Write the data out again, exactly as given.

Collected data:
— start —
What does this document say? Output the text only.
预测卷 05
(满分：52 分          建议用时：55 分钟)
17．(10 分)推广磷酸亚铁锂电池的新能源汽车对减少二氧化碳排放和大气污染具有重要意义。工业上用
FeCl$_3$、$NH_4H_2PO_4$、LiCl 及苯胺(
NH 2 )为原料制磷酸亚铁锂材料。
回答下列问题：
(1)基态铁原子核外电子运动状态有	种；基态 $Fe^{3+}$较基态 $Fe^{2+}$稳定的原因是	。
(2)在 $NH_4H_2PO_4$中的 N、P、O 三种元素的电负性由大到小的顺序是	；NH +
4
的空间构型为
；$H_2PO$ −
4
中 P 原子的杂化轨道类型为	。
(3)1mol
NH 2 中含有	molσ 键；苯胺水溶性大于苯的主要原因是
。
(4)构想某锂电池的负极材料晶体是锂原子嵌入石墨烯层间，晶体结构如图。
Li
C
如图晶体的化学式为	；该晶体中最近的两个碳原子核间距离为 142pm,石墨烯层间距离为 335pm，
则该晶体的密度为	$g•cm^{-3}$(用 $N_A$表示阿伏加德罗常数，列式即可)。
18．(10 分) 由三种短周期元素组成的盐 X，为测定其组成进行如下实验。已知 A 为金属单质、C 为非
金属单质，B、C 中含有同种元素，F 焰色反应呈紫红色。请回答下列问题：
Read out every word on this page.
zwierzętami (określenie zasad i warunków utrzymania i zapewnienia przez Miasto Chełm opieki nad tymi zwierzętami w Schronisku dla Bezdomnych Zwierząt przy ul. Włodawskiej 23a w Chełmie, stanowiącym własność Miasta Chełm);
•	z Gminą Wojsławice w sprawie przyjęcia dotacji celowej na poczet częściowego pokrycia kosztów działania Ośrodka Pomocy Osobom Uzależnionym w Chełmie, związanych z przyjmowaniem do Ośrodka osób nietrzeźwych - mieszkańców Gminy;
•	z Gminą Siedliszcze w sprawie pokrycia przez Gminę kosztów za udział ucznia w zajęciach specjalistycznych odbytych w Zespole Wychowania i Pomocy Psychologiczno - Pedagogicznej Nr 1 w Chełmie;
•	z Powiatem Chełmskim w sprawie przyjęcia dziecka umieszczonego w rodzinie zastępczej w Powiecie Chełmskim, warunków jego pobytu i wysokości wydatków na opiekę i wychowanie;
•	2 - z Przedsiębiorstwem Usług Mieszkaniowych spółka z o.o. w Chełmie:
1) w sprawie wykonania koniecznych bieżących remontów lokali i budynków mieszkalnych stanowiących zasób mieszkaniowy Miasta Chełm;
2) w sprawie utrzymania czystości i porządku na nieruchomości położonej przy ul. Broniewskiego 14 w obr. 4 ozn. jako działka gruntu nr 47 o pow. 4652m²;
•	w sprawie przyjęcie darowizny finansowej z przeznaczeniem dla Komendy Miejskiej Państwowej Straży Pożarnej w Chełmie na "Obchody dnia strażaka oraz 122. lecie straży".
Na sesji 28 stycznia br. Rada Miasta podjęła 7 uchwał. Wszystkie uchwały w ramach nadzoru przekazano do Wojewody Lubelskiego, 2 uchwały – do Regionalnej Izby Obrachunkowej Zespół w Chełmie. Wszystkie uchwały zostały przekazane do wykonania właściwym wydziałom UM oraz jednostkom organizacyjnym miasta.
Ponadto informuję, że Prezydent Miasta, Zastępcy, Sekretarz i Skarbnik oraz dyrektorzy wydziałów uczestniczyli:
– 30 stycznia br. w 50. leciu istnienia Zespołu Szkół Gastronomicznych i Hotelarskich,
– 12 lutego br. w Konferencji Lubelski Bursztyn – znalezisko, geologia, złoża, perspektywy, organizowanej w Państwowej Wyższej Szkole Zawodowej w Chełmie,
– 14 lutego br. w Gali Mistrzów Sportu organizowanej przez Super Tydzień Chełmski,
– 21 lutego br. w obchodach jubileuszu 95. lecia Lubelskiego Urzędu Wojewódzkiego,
— end —
Solution to the problem =
What does this document say? Output the text only.
预测卷 05
(满分：52 分          建议用时：55 分钟)
17．(10 分)推广磷酸亚铁锂电池的新能源汽车对减少二氧化碳排放和大气污染具有重要意义。工业上用
FeCl$_3$、$NH_4H_2PO_4$、LiCl 及苯胺(
NH 2 )为原料制磷酸亚铁锂材料。
回答下列问题：
(1)基态铁原子核外电子运动状态有	种；基态 $Fe^{3+}$较基态 $Fe^{2+}$稳定的原因是	。
(2)在 $NH_4H_2PO_4$中的 N、P、O 三种元素的电负性由大到小的顺序是	；NH +
4
的空间构型为
；$H_2PO$ −
4
中 P 原子的杂化轨道类型为	。
(3)1mol
NH 2 中含有	molσ 键；苯胺水溶性大于苯的主要原因是
。
(4)构想某锂电池的负极材料晶体是锂原子嵌入石墨烯层间，晶体结构如图。
Li
C
如图晶体的化学式为	；该晶体中最近的两个碳原子核间距离为 142pm,石墨烯层间距离为 335pm，
则该晶体的密度为	$g•cm^{-3}$(用 $N_A$表示阿伏加德罗常数，列式即可)。
18．(10 分) 由三种短周期元素组成的盐 X，为测定其组成进行如下实验。已知 A 为金属单质、C 为非
金属单质，B、C 中含有同种元素，F 焰色反应呈紫红色。请回答下列问题：
Read out every word on this page.
zwierzętami (określenie zasad i warunków utrzymania i zapewnienia przez Miasto Chełm opieki nad tymi zwierzętami w Schronisku dla Bezdomnych Zwierząt przy ul. Włodawskiej 23a w Chełmie, stanowiącym własność Miasta Chełm);
•	z Gminą Wojsławice w sprawie przyjęcia dotacji celowej na poczet częściowego pokrycia kosztów działania Ośrodka Pomocy Osobom Uzależnionym w Chełmie, związanych z przyjmowaniem do Ośrodka osób nietrzeźwych - mieszkańców Gminy;
•	z Gminą Siedliszcze w sprawie pokrycia przez Gminę kosztów za udział ucznia w zajęciach specjalistycznych odbytych w Zespole Wychowania i Pomocy Psychologiczno - Pedagogicznej Nr 1 w Chełmie;
•	z Powiatem Chełmskim w sprawie przyjęcia dziecka umieszczonego w rodzinie zastępczej w Powiecie Chełmskim, warunków jego pobytu i wysokości wydatków na opiekę i wychowanie;
•	2 - z Przedsiębiorstwem Usług Mieszkaniowych spółka z o.o. w Chełmie:
1) w sprawie wykonania koniecznych bieżących remontów lokali i budynków mieszkalnych stanowiących zasób mieszkaniowy Miasta Chełm;
2) w sprawie utrzymania czystości i porządku na nieruchomości położonej przy ul. Broniewskiego 14 w obr. 4 ozn. jako działka gruntu nr 47 o pow. 4652m²;
•	w sprawie przyjęcie darowizny finansowej z przeznaczeniem dla Komendy Miejskiej Państwowej Straży Pożarnej w Chełmie na "Obchody dnia strażaka oraz 122. lecie straży".
Na sesji 28 stycznia br. Rada Miasta podjęła 7 uchwał. Wszystkie uchwały w ramach nadzoru przekazano do Wojewody Lubelskiego, 2 uchwały – do Regionalnej Izby Obrachunkowej Zespół w Chełmie. Wszystkie uchwały zostały przekazane do wykonania właściwym wydziałom UM oraz jednostkom organizacyjnym miasta.
Ponadto informuję, że Prezydent Miasta, Zastępcy, Sekretarz i Skarbnik oraz dyrektorzy wydziałów uczestniczyli:
– 30 stycznia br. w 50. leciu istnienia Zespołu Szkół Gastronomicznych i Hotelarskich,
– 12 lutego br. w Konferencji Lubelski Bursztyn – znalezisko, geologia, złoża, perspektywy, organizowanej w Państwowej Wyższej Szkole Zawodowej w Chełmie,
– 14 lutego br. w Gali Mistrzów Sportu organizowanej przez Super Tydzień Chełmski,
– 21 lutego br. w obchodach jubileuszu 95. lecia Lubelskiego Urzędu Wojewódzkiego,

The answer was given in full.